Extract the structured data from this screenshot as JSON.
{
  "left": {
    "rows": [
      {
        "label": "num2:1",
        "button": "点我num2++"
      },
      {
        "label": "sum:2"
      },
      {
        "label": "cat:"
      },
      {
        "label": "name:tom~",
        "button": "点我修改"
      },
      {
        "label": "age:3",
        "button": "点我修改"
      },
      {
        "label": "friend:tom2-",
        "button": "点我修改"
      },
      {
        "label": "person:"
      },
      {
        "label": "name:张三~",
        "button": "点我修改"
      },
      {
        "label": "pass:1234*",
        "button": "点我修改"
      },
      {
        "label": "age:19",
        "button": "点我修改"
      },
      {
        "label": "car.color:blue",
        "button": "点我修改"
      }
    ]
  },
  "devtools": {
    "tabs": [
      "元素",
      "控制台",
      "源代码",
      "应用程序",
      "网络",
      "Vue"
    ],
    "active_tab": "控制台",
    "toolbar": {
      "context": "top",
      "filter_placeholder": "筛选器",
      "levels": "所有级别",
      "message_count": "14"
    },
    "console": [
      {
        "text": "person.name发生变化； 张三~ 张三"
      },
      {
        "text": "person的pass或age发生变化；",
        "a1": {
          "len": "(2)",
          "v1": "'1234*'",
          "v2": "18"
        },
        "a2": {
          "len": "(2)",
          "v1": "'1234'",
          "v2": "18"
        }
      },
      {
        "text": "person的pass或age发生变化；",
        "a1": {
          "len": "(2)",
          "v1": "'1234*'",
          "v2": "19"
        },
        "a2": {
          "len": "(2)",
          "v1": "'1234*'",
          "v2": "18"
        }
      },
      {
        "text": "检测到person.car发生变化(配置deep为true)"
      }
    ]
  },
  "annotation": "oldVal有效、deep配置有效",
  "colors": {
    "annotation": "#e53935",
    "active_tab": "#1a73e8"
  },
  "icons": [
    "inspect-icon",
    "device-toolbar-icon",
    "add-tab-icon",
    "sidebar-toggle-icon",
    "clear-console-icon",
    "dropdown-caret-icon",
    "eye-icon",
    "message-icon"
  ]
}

**WRITTEN REQUEST**
Would you give the material above again, complete and exact?

**CORRECT RESULT**
Extract the structured data from this screenshot as JSON.
{
  "left": {
    "rows": [
      {
        "label": "num2:1",
        "button": "点我num2++"
      },
      {
        "label": "sum:2"
      },
      {
        "label": "cat:"
      },
      {
        "label": "name:tom~",
        "button": "点我修改"
      },
      {
        "label": "age:3",
        "button": "点我修改"
      },
      {
        "label": "friend:tom2-",
        "button": "点我修改"
      },
      {
        "label": "person:"
      },
      {
        "label": "name:张三~",
        "button": "点我修改"
      },
      {
        "label": "pass:1234*",
        "button": "点我修改"
      },
      {
        "label": "age:19",
        "button": "点我修改"
      },
      {
        "label": "car.color:blue",
        "button": "点我修改"
      }
    ]
  },
  "devtools": {
    "tabs": [
      "元素",
      "控制台",
      "源代码",
      "应用程序",
      "网络",
      "Vue"
    ],
    "active_tab": "控制台",
    "toolbar": {
      "context": "top",
      "filter_placeholder": "筛选器",
      "levels": "所有级别",
      "message_count": "14"
    },
    "console": [
      {
        "text": "person.name发生变化； 张三~ 张三"
      },
      {
        "text": "person的pass或age发生变化；",
        "a1": {
          "len": "(2)",
          "v1": "'1234*'",
          "v2": "18"
        },
        "a2": {
          "len": "(2)",
          "v1": "'1234'",
          "v2": "18"
        }
      },
      {
        "text": "person的pass或age发生变化；",
        "a1": {
          "len": "(2)",
          "v1": "'1234*'",
          "v2": "19"
        },
        "a2": {
          "len": "(2)",
          "v1": "'1234*'",
          "v2": "18"
        }
      },
      {
        "text": "检测到person.car发生变化(配置deep为true)"
      }
    ]
  },
  "annotation": "oldVal有效、deep配置有效",
  "colors": {
    "annotation": "#e53935",
    "active_tab": "#1a73e8"
  },
  "icons": [
    "inspect-icon",
    "device-toolbar-icon",
    "add-tab-icon",
    "sidebar-toggle-icon",
    "clear-console-icon",
    "dropdown-caret-icon",
    "eye-icon",
    "message-icon"
  ]
}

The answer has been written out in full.